## start

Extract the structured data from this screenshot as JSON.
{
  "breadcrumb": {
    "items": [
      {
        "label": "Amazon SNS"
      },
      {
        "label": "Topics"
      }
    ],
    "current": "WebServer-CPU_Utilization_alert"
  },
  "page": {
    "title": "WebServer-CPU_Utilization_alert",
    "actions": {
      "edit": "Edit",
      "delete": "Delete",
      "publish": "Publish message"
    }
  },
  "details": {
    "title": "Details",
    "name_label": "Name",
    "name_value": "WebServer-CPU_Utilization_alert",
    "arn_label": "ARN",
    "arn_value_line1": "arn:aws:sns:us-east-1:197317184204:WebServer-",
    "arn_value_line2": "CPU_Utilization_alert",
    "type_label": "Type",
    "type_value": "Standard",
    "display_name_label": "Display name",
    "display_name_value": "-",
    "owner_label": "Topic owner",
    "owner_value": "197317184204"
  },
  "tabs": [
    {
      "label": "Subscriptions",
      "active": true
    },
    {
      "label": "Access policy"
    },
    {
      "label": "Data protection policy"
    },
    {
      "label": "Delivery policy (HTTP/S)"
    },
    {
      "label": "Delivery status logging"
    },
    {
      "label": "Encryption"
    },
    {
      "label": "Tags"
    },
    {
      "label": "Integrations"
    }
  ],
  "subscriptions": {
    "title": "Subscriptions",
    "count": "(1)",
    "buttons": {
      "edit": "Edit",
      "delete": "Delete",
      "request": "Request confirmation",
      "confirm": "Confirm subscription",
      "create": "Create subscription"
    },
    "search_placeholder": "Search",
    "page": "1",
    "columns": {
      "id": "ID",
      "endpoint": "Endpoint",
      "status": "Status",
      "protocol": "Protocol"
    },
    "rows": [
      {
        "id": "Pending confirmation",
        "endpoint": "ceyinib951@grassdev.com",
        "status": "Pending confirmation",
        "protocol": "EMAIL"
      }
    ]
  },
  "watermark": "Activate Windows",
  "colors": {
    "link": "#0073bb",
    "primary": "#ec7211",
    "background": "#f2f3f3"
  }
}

## end

Task to carry out:
The records above should be repeated in full, exactly as given.

Answer to the problem:
Extract the structured data from this screenshot as JSON.
{
  "breadcrumb": {
    "items": [
      {
        "label": "Amazon SNS"
      },
      {
        "label": "Topics"
      }
    ],
    "current": "WebServer-CPU_Utilization_alert"
  },
  "page": {
    "title": "WebServer-CPU_Utilization_alert",
    "actions": {
      "edit": "Edit",
      "delete": "Delete",
      "publish": "Publish message"
    }
  },
  "details": {
    "title": "Details",
    "name_label": "Name",
    "name_value": "WebServer-CPU_Utilization_alert",
    "arn_label": "ARN",
    "arn_value_line1": "arn:aws:sns:us-east-1:197317184204:WebServer-",
    "arn_value_line2": "CPU_Utilization_alert",
    "type_label": "Type",
    "type_value": "Standard",
    "display_name_label": "Display name",
    "display_name_value": "-",
    "owner_label": "Topic owner",
    "owner_value": "197317184204"
  },
  "tabs": [
    {
      "label": "Subscriptions",
      "active": true
    },
    {
      "label": "Access policy"
    },
    {
      "label": "Data protection policy"
    },
    {
      "label": "Delivery policy (HTTP/S)"
    },
    {
      "label": "Delivery status logging"
    },
    {
      "label": "Encryption"
    },
    {
      "label": "Tags"
    },
    {
      "label": "Integrations"
    }
  ],
  "subscriptions": {
    "title": "Subscriptions",
    "count": "(1)",
    "buttons": {
      "edit": "Edit",
      "delete": "Delete",
      "request": "Request confirmation",
      "confirm": "Confirm subscription",
      "create": "Create subscription"
    },
    "search_placeholder": "Search",
    "page": "1",
    "columns": {
      "id": "ID",
      "endpoint": "Endpoint",
      "status": "Status",
      "protocol": "Protocol"
    },
    "rows": [
      {
        "id": "Pending confirmation",
        "endpoint": "ceyinib951@grassdev.com",
        "status": "Pending confirmation",
        "protocol": "EMAIL"
      }
    ]
  },
  "watermark": "Activate Windows",
  "colors": {
    "link": "#0073bb",
    "primary": "#ec7211",
    "background": "#f2f3f3"
  }
}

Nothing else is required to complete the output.